Exercise prompt:
Pull out every line of the listing below where "Providers" appears.

[Figure record extracts]
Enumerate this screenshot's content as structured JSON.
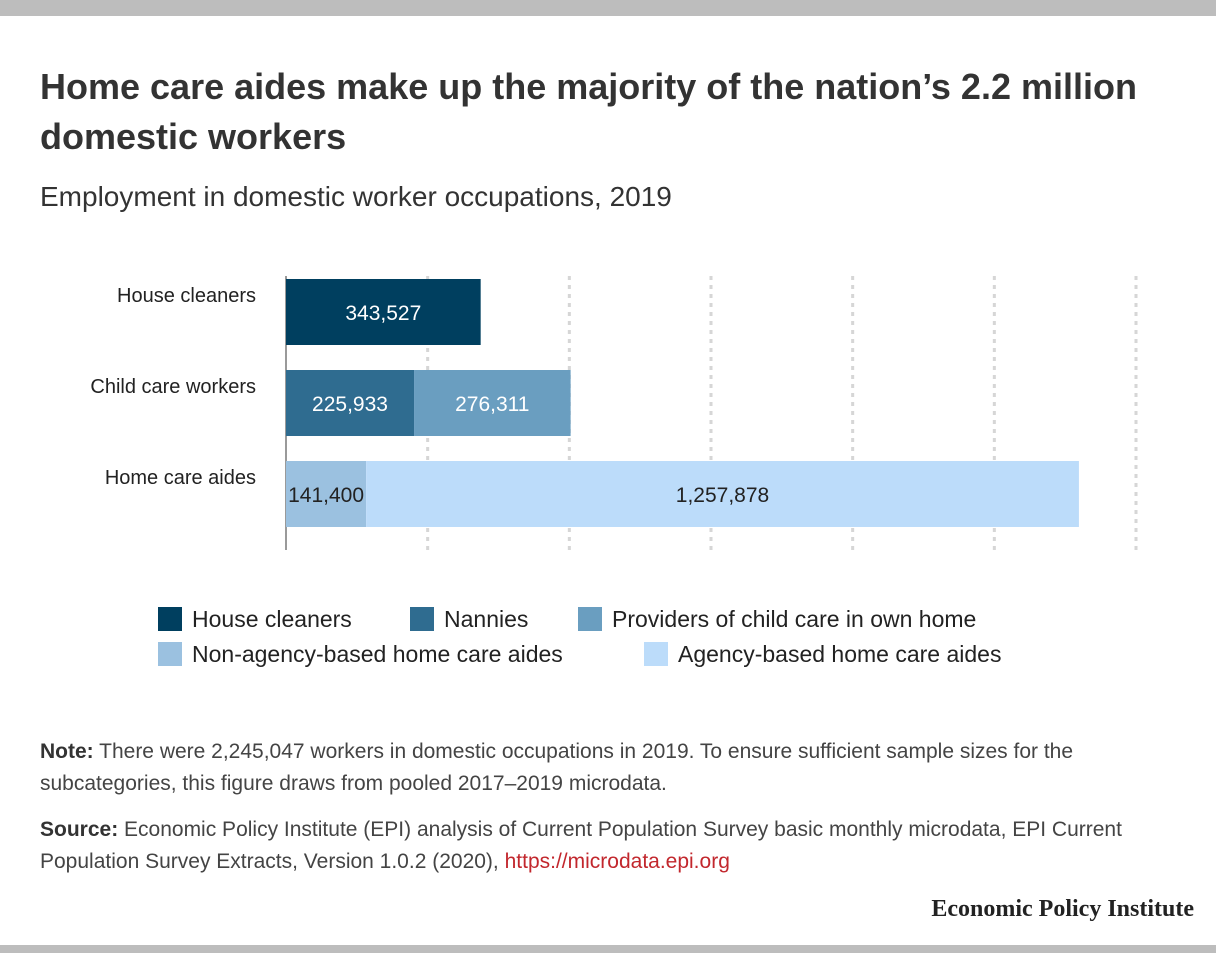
{
  "title": "Home care aides make up the majority of the nation’s 2.2 million domestic workers",
  "subtitle": "Employment in domestic worker occupations, 2019",
  "chart_data": {
    "type": "bar",
    "orientation": "horizontal",
    "stacked": true,
    "categories": [
      "House cleaners",
      "Child care workers",
      "Home care aides"
    ],
    "series": [
      {
        "name": "House cleaners",
        "color": "#003f5f",
        "label_color": "#ffffff",
        "values": [
          343527,
          null,
          null
        ]
      },
      {
        "name": "Nannies",
        "color": "#2f6c90",
        "label_color": "#ffffff",
        "values": [
          null,
          225933,
          null
        ]
      },
      {
        "name": "Providers of child care in own home",
        "color": "#6a9ec0",
        "label_color": "#ffffff",
        "values": [
          null,
          276311,
          null
        ]
      },
      {
        "name": "Non-agency-based home care aides",
        "color": "#9bc1e0",
        "label_color": "#222222",
        "values": [
          null,
          null,
          141400
        ]
      },
      {
        "name": "Agency-based home care aides",
        "color": "#bcdcfa",
        "label_color": "#222222",
        "values": [
          null,
          null,
          1257878
        ]
      }
    ],
    "data_labels": [
      [
        "343,527",
        null,
        null,
        null,
        null
      ],
      [
        null,
        "225,933",
        "276,311",
        null,
        null
      ],
      [
        null,
        null,
        null,
        "141,400",
        "1,257,878"
      ]
    ],
    "xlim": [
      0,
      1500000
    ],
    "grid": true,
    "legend": "bottom"
  },
  "legend": {
    "items": [
      {
        "label": "House cleaners",
        "color": "#003f5f"
      },
      {
        "label": "Nannies",
        "color": "#2f6c90"
      },
      {
        "label": "Providers of child care in own home",
        "color": "#6a9ec0"
      },
      {
        "label": "Non-agency-based home care aides",
        "color": "#9bc1e0"
      },
      {
        "label": "Agency-based home care aides",
        "color": "#bcdcfa"
      }
    ]
  },
  "note": {
    "label": "Note:",
    "text": " There were 2,245,047 workers in domestic occupations in 2019. To ensure sufficient sample sizes for the subcategories, this figure draws from pooled 2017–2019 microdata."
  },
  "source": {
    "label": "Source:",
    "text": " Economic Policy Institute (EPI) analysis of Current Population Survey basic monthly microdata, EPI Current Population Survey Extracts, Version 1.0.2 (2020), ",
    "link": "https://microdata.epi.org"
  },
  "organization": "Economic Policy Institute"
}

Full output:
        "name": "Providers of child care in own home",
        "label": "Providers of child care in own home",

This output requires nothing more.